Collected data
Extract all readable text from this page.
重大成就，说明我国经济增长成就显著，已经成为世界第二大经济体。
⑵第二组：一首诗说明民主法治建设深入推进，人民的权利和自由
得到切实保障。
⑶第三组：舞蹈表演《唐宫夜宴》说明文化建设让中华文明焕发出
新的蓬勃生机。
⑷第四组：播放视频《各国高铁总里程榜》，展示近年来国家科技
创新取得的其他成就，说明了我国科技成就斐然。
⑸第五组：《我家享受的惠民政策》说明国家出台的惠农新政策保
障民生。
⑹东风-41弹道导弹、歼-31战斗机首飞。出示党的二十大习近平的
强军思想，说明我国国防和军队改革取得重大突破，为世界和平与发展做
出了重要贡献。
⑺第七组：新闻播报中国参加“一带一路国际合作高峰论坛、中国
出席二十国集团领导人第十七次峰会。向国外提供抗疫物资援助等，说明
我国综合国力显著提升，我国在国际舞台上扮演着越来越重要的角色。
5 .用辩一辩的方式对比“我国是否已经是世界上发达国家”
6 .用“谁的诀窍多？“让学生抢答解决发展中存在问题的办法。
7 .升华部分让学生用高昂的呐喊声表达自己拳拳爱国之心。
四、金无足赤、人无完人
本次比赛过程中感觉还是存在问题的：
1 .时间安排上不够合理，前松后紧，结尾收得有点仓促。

> The problem
Print every record above exactly as written.

> Written response
Extract all readable text from this page.
重大成就，说明我国经济增长成就显著，已经成为世界第二大经济体。
⑵第二组：一首诗说明民主法治建设深入推进，人民的权利和自由
得到切实保障。
⑶第三组：舞蹈表演《唐宫夜宴》说明文化建设让中华文明焕发出
新的蓬勃生机。
⑷第四组：播放视频《各国高铁总里程榜》，展示近年来国家科技
创新取得的其他成就，说明了我国科技成就斐然。
⑸第五组：《我家享受的惠民政策》说明国家出台的惠农新政策保
障民生。
⑹东风-41弹道导弹、歼-31战斗机首飞。出示党的二十大习近平的
强军思想，说明我国国防和军队改革取得重大突破，为世界和平与发展做
出了重要贡献。
⑺第七组：新闻播报中国参加“一带一路国际合作高峰论坛、中国
出席二十国集团领导人第十七次峰会。向国外提供抗疫物资援助等，说明
我国综合国力显著提升，我国在国际舞台上扮演着越来越重要的角色。
5 .用辩一辩的方式对比“我国是否已经是世界上发达国家”
6 .用“谁的诀窍多？“让学生抢答解决发展中存在问题的办法。
7 .升华部分让学生用高昂的呐喊声表达自己拳拳爱国之心。
四、金无足赤、人无完人
本次比赛过程中感觉还是存在问题的：
1 .时间安排上不够合理，前松后紧，结尾收得有点仓促。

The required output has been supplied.